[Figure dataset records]

========================

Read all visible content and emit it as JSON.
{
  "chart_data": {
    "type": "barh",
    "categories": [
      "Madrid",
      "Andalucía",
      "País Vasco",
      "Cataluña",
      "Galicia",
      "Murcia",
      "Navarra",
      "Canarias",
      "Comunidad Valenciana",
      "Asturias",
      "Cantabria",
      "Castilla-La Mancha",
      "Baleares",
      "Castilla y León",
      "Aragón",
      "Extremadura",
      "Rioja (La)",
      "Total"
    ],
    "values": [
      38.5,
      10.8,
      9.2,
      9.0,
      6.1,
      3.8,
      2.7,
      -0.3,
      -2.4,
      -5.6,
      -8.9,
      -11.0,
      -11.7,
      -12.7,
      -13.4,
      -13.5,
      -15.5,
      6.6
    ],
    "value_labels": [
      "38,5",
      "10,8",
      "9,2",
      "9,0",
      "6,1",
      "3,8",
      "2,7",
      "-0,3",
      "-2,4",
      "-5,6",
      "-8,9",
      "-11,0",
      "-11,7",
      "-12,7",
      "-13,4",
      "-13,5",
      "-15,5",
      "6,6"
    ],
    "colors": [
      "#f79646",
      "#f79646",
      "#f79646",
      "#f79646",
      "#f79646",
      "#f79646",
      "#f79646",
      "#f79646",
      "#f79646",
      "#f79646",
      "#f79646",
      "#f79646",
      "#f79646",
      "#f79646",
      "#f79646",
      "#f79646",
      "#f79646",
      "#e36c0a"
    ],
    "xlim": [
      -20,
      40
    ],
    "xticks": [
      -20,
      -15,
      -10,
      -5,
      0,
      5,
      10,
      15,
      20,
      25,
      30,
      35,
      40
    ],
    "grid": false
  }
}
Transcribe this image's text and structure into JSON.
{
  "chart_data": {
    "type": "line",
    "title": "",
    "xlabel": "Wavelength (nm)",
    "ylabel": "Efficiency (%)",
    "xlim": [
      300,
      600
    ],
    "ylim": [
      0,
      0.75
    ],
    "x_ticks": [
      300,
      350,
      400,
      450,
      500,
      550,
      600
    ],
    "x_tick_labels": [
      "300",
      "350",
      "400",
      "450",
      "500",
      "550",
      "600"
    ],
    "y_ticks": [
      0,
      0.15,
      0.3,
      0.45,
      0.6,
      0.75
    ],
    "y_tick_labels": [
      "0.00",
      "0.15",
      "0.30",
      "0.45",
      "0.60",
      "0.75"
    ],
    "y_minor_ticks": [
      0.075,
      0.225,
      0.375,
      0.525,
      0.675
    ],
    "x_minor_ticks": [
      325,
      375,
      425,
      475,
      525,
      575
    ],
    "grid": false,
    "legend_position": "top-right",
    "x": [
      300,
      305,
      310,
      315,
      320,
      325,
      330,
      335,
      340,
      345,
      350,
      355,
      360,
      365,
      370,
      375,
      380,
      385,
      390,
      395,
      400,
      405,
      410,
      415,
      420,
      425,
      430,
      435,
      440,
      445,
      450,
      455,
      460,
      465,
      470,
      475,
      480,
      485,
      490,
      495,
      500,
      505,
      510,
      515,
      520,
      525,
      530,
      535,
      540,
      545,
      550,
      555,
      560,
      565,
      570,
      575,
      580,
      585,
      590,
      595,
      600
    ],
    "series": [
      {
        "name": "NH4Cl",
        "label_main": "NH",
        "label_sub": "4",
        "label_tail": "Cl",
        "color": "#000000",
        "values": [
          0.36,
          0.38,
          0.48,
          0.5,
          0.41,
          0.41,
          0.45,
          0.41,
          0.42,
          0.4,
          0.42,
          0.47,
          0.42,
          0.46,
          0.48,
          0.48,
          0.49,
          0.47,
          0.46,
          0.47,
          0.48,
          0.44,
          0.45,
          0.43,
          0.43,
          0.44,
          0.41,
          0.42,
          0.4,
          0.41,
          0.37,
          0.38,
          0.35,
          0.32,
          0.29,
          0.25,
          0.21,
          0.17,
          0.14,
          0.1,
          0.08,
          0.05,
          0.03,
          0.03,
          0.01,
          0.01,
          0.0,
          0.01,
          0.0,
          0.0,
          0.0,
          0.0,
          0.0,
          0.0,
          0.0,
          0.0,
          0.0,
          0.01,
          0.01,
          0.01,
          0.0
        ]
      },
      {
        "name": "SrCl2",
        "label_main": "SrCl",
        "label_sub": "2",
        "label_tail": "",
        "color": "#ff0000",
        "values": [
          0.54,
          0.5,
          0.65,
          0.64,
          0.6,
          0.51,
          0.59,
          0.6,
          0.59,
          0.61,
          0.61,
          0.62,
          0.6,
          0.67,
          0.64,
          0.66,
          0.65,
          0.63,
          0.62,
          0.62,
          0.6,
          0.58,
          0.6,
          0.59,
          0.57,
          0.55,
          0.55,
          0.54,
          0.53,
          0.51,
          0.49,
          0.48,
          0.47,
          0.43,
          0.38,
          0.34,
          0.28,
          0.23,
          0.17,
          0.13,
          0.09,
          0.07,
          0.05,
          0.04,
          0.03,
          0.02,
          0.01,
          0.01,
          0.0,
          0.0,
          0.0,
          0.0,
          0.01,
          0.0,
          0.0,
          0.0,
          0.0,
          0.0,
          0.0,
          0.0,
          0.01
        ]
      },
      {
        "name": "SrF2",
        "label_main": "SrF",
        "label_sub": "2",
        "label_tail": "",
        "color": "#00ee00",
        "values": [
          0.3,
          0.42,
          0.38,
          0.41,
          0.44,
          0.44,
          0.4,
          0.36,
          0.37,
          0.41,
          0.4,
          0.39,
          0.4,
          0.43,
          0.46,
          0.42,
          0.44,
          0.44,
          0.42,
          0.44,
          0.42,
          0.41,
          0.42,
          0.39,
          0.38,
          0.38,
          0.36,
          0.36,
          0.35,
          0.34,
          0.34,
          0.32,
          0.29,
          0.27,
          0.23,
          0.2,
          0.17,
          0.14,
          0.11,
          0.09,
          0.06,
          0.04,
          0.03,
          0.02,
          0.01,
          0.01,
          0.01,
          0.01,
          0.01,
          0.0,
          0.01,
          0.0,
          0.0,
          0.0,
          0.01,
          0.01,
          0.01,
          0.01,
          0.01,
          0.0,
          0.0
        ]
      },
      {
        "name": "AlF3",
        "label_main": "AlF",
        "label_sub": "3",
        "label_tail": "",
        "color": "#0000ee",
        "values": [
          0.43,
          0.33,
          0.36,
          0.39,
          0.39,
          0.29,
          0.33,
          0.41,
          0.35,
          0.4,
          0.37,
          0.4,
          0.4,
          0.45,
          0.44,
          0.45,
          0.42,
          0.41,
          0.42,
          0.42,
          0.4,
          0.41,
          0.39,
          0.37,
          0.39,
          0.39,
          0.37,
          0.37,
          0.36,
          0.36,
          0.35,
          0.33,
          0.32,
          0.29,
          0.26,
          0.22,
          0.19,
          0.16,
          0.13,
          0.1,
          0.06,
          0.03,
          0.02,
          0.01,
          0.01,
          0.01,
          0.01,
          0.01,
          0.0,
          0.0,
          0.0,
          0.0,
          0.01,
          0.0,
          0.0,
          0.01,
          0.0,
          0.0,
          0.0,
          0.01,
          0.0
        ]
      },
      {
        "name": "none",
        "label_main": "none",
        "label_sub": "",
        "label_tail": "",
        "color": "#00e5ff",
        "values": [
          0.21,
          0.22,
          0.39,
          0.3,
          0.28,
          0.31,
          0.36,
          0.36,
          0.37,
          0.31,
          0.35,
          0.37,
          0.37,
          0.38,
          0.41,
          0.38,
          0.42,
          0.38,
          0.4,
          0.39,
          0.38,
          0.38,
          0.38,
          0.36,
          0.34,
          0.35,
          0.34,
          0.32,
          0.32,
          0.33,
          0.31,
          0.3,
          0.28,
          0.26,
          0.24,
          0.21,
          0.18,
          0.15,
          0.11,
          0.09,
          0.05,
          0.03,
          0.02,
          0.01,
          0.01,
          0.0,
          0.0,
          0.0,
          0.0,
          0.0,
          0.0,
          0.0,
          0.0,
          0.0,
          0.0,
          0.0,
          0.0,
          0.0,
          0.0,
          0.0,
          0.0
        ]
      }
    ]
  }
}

========================

▶ **Goal**
Using the listing above, pick out each line that contains the word "name", then copy it.

▶ **Answer in full**
        "name": "NH4Cl",
        "name": "SrCl2",
        "name": "SrF2",
        "name": "AlF3",
        "name": "none",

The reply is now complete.